TASK DETAILS: Look for the string "will" and copy every line that has it.

EXERCISE MATERIAL:
━━━━━━━━━━

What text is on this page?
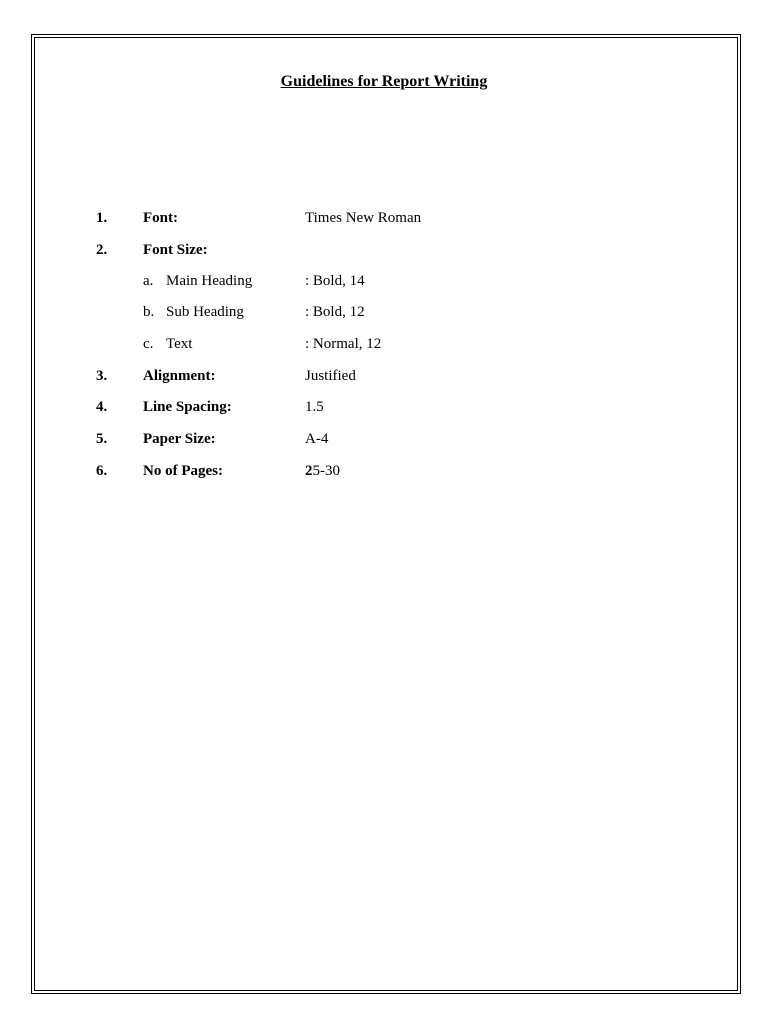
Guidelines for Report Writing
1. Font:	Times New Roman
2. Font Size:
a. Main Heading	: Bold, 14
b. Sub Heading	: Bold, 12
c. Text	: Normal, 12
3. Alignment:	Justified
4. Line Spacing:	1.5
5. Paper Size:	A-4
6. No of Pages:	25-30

━━━━━━━━━━

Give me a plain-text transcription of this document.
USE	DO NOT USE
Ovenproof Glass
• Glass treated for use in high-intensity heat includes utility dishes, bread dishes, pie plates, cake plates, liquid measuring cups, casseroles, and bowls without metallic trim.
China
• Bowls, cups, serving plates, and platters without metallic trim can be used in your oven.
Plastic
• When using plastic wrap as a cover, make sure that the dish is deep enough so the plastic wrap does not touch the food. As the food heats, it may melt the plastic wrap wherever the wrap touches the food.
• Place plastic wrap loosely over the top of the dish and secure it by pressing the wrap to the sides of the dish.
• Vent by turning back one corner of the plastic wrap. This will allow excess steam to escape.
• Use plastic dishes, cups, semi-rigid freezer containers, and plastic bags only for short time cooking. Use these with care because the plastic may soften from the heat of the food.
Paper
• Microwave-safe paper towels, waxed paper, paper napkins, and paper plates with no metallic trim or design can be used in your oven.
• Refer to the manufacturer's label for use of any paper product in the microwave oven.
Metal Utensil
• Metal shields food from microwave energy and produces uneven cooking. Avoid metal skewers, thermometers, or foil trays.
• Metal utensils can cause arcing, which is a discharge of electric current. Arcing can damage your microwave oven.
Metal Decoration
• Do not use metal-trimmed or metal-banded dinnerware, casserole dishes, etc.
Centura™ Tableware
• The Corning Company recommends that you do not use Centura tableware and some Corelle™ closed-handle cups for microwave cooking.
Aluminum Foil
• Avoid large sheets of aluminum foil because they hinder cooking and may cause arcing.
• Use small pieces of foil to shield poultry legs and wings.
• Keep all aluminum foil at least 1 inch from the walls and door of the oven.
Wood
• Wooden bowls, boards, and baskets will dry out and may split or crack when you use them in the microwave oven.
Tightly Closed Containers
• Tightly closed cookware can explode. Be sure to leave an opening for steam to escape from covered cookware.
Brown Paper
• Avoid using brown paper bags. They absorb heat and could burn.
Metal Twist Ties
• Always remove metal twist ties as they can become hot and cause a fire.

━━━━━━━━━━

REPLY:
• Vent by turning back one corner of the plastic wrap. This will allow excess steam to escape.
• Wooden bowls, boards, and baskets will dry out and may split or crack when you use them in the microwave oven.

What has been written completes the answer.